## SUPPLIED TEXT
+++++
To the Framers, enshrining prohibitions against bills of attainder in the Constitution (1) was essential to prevent tyranny. These provisions serve the twin aims of protecting individuals from an improper use of legislative power and reinforcing the doctrine of separation of powers. (2) The Constitution of the United States contains two clauses proscribing the issuing of bills of attainder--one applying to the federal government, (3) and the other to the states. (4) At first blush, this may seem like either a stylistic embellishment or an over-scrupulous redundancy. But this repetition was far from superfluous. Article I treated the legislative power of both the federal and state governments. Thus, the Framers were compelled to provide a separate clause restricting the states because this protection was so important. (5) Not even the Bill of Rights initially enjoyed such constitutional stature. (6) This note advocates for the Bill of Attainder Clause's application to administrative agencies when they act pursuant to delegated authority and their action is treated as having the "force of law" by the federal judiciary--precisely because the Bill of Attainder Clause is such a vitally important check on the abuse of legislative power. (7)
While recent scholarship has examined the Bill of Attainder Clause in the modern context, (8) the issue of its direct application to administrative or executive agencies has been largely undeveloped. (9) This oversight is significant given the Supreme Court's frank recognition that administrative agencies, in a very real sense, actually determine the substantive impact of legislation in the many cases where legislation provides minimal guidance. (10) Further, the lower courts' reluctance to apply the clause to administrative and executive entities simply because an agency, not Congress, promulgates a rule, contravenes the principle that the Bill of Attainder Clause values substance over form and is "leveled at the thing and not the name." (11)
+++++
## TO DO
According to the text on the Bill of Attainder Clause, what two aims do the prohibitions against bills of attainder serve?

[Labeled box records]
+++++
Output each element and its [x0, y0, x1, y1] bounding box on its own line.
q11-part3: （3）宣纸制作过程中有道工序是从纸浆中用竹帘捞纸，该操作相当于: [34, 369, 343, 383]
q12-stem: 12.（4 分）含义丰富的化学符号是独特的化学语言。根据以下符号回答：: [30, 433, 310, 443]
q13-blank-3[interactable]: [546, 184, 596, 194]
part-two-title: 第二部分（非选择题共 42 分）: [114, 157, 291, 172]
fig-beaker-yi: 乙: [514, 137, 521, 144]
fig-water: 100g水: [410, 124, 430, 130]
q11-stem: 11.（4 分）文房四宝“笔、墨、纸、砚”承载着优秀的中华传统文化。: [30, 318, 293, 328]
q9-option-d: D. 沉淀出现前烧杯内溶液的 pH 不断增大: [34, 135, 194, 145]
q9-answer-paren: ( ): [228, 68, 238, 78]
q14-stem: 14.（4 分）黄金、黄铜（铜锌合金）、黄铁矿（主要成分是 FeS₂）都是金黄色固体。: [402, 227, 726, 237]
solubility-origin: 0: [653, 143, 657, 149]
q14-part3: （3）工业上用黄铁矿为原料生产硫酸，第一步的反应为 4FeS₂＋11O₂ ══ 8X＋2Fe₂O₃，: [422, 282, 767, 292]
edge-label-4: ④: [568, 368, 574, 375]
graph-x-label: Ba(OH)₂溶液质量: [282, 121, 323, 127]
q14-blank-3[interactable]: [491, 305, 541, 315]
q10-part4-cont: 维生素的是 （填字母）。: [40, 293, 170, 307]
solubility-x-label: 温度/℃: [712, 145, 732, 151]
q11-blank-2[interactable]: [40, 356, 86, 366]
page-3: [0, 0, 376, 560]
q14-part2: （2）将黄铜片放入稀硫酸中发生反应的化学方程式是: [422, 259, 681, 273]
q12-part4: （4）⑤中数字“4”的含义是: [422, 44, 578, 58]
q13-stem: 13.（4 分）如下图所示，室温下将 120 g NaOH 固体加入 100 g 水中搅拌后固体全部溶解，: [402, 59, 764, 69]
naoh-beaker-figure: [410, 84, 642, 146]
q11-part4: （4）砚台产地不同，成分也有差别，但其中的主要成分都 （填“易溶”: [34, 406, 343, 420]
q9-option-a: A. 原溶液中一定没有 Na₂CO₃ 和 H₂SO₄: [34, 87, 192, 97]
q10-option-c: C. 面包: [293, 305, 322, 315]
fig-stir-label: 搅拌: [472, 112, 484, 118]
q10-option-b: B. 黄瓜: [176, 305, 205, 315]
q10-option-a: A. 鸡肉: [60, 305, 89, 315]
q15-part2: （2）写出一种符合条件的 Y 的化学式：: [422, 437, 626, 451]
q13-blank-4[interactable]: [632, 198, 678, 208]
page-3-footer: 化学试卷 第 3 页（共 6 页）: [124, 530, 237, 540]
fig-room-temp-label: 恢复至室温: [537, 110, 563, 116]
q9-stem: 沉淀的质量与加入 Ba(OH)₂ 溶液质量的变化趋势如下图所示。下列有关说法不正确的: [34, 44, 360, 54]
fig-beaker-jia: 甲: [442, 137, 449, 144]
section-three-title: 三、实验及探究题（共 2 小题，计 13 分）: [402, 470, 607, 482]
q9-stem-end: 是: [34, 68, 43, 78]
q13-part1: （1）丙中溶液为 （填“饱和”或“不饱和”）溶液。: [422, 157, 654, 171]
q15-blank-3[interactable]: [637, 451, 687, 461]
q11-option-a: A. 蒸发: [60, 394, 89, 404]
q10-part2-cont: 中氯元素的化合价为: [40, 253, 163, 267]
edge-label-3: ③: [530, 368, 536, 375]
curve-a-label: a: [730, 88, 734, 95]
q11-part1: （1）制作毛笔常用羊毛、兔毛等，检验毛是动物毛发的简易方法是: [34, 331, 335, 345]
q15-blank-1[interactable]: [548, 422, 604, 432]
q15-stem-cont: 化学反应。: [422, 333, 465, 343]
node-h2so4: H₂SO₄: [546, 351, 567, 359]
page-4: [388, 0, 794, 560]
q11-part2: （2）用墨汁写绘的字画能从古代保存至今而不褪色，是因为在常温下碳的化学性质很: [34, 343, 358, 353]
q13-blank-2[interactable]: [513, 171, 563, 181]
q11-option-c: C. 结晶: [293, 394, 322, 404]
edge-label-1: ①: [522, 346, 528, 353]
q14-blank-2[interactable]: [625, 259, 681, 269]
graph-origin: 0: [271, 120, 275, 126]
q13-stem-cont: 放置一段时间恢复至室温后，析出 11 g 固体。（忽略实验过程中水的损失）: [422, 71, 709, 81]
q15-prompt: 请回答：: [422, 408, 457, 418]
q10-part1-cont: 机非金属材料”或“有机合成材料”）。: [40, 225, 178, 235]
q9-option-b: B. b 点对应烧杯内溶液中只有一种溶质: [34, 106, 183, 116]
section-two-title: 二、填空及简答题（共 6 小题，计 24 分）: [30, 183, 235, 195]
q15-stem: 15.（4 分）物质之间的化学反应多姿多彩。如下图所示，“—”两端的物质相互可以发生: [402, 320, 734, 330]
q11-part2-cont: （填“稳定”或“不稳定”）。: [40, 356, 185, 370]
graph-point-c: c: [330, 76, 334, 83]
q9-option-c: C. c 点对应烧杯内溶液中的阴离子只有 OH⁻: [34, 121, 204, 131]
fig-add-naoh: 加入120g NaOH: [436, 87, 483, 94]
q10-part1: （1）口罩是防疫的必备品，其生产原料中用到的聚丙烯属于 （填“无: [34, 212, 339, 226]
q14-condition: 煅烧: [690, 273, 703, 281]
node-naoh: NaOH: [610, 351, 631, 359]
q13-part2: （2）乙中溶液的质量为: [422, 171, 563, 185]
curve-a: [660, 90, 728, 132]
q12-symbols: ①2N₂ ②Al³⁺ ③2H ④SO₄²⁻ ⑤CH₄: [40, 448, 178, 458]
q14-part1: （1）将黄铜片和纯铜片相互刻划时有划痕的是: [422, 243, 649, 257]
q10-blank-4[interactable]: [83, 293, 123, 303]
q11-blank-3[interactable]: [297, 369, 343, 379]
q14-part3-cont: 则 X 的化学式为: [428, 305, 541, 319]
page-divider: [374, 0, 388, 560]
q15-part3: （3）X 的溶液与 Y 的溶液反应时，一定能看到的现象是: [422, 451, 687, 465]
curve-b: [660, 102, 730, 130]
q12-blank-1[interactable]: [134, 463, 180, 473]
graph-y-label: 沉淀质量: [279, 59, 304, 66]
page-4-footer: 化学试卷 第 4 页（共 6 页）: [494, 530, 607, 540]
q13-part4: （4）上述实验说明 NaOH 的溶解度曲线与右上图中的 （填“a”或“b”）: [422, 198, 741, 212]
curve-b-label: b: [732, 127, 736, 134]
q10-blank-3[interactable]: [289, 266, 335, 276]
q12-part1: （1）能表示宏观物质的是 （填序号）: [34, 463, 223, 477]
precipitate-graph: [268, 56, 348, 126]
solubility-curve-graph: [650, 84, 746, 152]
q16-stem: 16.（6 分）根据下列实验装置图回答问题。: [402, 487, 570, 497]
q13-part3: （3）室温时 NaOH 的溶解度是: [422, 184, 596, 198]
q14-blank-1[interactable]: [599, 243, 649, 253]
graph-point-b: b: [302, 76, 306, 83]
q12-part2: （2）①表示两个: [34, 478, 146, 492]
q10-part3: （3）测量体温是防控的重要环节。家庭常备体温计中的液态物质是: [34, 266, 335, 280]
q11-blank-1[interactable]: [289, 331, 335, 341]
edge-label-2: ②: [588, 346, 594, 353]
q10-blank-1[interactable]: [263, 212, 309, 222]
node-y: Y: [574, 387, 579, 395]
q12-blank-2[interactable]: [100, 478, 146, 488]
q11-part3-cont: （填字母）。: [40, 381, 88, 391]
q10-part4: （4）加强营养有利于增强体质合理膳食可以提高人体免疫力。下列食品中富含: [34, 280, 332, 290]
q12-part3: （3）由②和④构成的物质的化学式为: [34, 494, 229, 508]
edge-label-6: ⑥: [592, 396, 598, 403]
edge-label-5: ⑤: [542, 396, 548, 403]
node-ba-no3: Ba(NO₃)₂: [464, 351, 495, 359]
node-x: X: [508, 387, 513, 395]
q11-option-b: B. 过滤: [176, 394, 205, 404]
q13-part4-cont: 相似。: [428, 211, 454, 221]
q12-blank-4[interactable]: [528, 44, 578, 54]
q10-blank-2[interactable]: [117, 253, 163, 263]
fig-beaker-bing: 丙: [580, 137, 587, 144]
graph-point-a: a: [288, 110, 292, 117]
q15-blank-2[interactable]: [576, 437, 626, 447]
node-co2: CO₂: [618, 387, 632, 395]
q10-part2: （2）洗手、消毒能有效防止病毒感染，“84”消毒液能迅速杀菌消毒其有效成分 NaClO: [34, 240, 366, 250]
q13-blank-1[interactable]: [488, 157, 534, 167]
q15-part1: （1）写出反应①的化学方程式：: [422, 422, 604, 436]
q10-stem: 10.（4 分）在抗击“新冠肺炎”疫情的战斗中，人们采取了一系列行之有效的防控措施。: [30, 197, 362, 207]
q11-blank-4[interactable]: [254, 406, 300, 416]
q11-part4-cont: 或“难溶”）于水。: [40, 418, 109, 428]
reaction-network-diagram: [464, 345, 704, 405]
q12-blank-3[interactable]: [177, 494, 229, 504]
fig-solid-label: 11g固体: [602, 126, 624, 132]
+++++
## EXPECTED ANSWER
They protect individuals from an improper use of legislative power and reinforce the doctrine of separation of powers.